◆ Task objective ◆
Find every line in the records below that contains the word "chamber", and copy each such line in full.

◆ Listing ◆
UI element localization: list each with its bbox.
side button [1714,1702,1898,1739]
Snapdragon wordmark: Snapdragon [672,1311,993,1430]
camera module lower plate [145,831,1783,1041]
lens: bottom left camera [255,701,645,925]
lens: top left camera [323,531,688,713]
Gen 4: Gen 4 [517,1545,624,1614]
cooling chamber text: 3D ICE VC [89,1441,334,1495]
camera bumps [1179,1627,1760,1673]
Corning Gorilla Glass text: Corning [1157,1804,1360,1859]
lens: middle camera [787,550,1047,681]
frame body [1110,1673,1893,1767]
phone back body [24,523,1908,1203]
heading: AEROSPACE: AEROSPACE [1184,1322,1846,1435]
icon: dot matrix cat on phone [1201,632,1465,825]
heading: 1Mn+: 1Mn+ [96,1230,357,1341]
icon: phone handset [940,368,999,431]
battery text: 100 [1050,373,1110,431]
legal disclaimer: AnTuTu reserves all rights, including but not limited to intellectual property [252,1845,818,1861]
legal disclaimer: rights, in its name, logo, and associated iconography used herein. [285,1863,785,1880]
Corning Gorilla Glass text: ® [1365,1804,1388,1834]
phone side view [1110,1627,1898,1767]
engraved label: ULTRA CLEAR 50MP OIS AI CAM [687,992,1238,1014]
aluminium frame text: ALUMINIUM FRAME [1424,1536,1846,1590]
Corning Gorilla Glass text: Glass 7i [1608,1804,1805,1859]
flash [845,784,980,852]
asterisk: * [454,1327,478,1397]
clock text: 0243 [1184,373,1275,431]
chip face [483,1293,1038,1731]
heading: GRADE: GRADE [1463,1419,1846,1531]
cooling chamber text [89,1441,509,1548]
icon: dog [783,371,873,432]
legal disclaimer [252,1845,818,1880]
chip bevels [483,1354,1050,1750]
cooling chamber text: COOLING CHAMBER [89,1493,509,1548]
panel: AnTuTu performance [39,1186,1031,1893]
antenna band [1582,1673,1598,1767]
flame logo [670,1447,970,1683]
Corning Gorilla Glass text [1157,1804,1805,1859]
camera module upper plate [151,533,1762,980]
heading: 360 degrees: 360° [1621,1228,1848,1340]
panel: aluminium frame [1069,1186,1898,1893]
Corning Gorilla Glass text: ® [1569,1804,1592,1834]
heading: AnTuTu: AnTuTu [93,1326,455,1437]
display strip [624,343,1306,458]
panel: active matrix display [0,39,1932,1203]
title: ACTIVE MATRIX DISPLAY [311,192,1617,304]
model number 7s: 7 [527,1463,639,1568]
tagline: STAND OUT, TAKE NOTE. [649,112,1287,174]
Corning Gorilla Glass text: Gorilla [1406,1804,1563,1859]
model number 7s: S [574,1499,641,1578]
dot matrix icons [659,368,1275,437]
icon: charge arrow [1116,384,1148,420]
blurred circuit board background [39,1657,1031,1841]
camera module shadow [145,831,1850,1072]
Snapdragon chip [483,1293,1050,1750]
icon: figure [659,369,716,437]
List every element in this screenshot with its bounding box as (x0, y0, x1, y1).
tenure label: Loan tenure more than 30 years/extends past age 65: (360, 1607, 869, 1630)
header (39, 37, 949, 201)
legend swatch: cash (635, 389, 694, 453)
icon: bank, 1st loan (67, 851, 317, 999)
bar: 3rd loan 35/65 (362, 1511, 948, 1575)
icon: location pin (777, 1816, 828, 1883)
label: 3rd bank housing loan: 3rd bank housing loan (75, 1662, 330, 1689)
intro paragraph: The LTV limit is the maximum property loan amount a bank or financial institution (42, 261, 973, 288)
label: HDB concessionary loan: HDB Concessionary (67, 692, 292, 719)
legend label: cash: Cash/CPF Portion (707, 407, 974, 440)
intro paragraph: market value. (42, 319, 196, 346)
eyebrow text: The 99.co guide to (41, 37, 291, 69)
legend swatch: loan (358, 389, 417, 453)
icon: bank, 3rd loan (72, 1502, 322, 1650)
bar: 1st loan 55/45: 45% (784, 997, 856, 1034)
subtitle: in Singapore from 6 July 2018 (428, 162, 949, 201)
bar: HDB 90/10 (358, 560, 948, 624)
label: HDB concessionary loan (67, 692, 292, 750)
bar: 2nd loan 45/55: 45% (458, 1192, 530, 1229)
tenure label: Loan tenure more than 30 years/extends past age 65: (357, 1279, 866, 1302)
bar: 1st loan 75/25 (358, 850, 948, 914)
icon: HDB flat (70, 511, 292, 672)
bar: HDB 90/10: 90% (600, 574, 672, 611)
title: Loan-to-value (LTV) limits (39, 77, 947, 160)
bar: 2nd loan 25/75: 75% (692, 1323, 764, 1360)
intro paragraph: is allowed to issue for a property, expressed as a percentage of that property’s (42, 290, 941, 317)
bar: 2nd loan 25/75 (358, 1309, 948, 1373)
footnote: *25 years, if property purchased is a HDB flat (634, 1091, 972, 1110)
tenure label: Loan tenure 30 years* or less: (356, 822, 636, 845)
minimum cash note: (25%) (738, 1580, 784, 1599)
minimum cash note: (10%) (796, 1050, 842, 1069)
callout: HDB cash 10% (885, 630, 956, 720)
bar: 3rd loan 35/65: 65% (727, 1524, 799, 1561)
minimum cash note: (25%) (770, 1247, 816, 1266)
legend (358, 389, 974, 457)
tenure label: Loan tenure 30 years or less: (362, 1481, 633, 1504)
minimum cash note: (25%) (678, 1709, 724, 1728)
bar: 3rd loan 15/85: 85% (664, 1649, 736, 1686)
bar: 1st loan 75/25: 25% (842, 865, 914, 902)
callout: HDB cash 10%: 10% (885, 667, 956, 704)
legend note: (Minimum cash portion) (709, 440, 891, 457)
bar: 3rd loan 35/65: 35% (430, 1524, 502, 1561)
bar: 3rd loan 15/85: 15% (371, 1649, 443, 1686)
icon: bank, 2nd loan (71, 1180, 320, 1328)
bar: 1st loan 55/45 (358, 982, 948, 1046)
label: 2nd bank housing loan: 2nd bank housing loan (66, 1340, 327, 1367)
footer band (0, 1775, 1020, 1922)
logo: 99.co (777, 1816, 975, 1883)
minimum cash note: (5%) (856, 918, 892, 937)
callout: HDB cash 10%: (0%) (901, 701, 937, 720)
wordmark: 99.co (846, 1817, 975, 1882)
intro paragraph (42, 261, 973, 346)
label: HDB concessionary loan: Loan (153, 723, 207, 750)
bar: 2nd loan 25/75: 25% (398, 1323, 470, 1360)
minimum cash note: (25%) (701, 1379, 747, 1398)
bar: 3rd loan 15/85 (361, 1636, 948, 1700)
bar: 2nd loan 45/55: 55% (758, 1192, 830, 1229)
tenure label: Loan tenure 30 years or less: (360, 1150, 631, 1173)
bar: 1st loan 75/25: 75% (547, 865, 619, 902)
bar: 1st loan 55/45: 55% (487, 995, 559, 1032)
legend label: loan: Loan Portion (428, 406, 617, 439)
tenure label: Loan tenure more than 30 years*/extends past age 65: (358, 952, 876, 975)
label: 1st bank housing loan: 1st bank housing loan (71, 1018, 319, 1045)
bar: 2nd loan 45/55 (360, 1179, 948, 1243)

◆ Response ◆
cooling chamber text: 3D ICE VC [89,1441,334,1495]
cooling chamber text [89,1441,509,1548]
cooling chamber text: COOLING CHAMBER [89,1493,509,1548]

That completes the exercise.